> THE PROBLEM
Retype every line of the data items below word for word, omitting the pictures from your answer.

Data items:
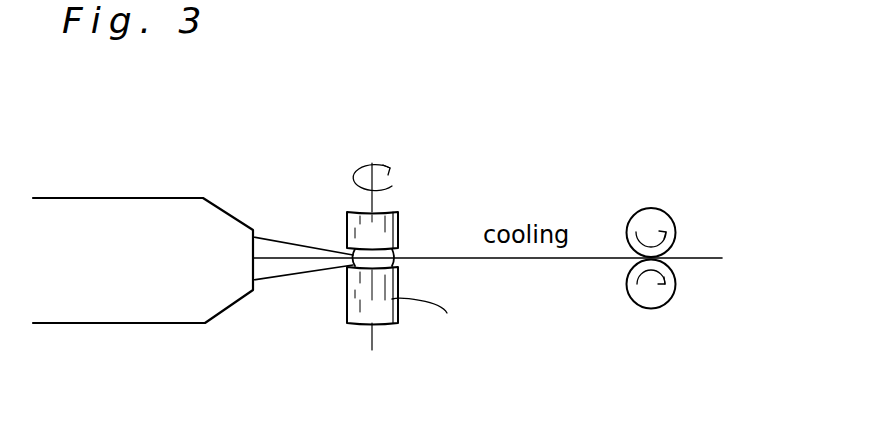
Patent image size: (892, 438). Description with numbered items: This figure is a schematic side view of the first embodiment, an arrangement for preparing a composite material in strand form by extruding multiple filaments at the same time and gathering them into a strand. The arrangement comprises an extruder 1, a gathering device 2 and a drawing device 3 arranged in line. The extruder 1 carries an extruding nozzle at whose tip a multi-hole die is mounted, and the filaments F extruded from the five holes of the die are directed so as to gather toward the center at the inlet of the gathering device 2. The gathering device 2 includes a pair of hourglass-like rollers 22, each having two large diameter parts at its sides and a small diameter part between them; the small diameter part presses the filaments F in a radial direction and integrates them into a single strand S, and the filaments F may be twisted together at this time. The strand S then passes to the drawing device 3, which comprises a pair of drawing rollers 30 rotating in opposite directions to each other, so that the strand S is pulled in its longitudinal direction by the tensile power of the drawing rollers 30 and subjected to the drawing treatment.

The extruder 1 is at (180, 103).
The gathering device 2 is at (405, 218).
The hourglass-like roller 22 is at (447, 322).
The drawing device 3 is at (684, 228).
The drawing roller 30 is at (652, 208).
The filaments F is at (278, 236).
The strand S is at (567, 262).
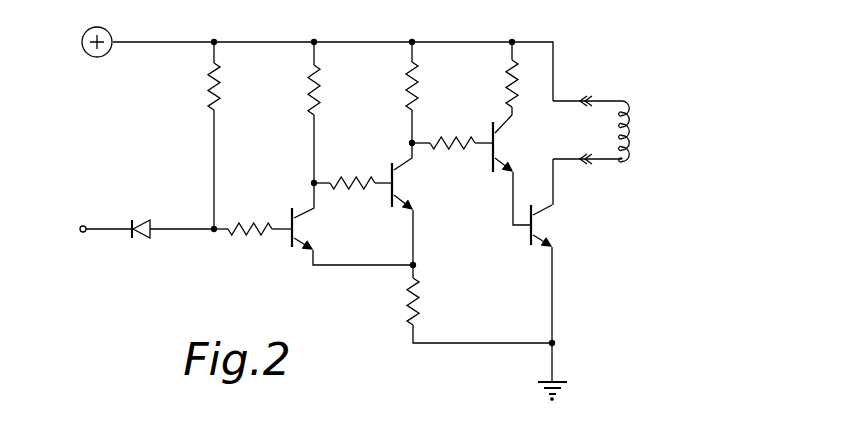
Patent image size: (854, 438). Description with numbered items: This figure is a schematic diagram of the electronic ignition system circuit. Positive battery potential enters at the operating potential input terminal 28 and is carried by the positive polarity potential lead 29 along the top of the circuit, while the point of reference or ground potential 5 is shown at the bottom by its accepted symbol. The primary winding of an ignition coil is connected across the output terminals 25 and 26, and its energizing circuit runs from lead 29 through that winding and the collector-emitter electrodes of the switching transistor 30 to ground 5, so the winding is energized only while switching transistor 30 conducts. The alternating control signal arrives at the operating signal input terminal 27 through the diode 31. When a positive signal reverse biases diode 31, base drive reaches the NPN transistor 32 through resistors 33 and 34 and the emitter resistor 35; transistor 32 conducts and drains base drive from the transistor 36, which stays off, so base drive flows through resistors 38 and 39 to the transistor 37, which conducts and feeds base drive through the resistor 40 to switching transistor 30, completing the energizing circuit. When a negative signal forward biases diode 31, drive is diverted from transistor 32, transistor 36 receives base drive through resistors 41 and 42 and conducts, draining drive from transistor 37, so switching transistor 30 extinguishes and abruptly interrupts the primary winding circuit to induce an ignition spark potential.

> CORRECT RESPONSE
Patent image size: (892, 438). Description with numbered items: This figure is a schematic side view of the first embodiment, an arrangement for preparing a composite material in strand form by extruding multiple filaments at the same time and gathering them into a strand. The arrangement comprises an extruder 1, a gathering device 2 and a drawing device 3 arranged in line. The extruder 1 carries an extruding nozzle at whose tip a multi-hole die is mounted, and the filaments F extruded from the five holes of the die are directed so as to gather toward the center at the inlet of the gathering device 2. The gathering device 2 includes a pair of hourglass-like rollers 22, each having two large diameter parts at its sides and a small diameter part between them; the small diameter part presses the filaments F in a radial direction and integrates them into a single strand S, and the filaments F may be twisted together at this time. The strand S then passes to the drawing device 3, which comprises a pair of drawing rollers 30 rotating in opposite directions to each other, so that the strand S is pulled in its longitudinal direction by the tensile power of the drawing rollers 30 and subjected to the drawing treatment.

The extruder 1 is at (180, 103).
The gathering device 2 is at (405, 218).
The hourglass-like roller 22 is at (447, 322).
The drawing device 3 is at (684, 228).
The drawing roller 30 is at (652, 208).
The filaments F is at (278, 236).
The strand S is at (567, 262).
Patent image size: (854, 438). Description with numbered items: This figure is a schematic diagram of the electronic ignition system circuit. Positive battery potential enters at the operating potential input terminal 28 and is carried by the positive polarity potential lead 29 along the top of the circuit, while the point of reference or ground potential 5 is shown at the bottom by its accepted symbol. The primary winding of an ignition coil is connected across the output terminals 25 and 26, and its energizing circuit runs from lead 29 through that winding and the collector-emitter electrodes of the switching transistor 30 to ground 5, so the winding is energized only while switching transistor 30 conducts. The alternating control signal arrives at the operating signal input terminal 27 through the diode 31. When a positive signal reverse biases diode 31, base drive reaches the NPN transistor 32 through resistors 33 and 34 and the emitter resistor 35; transistor 32 conducts and drains base drive from the transistor 36, which stays off, so base drive flows through resistors 38 and 39 to the transistor 37, which conducts and feeds base drive through the resistor 40 to switching transistor 30, completing the energizing circuit. When a negative signal forward biases diode 31, drive is diverted from transistor 32, transistor 36 receives base drive through resistors 41 and 42 and conducts, draining drive from transistor 37, so switching transistor 30 extinguishes and abruptly interrupts the primary winding circuit to induce an ignition spark potential.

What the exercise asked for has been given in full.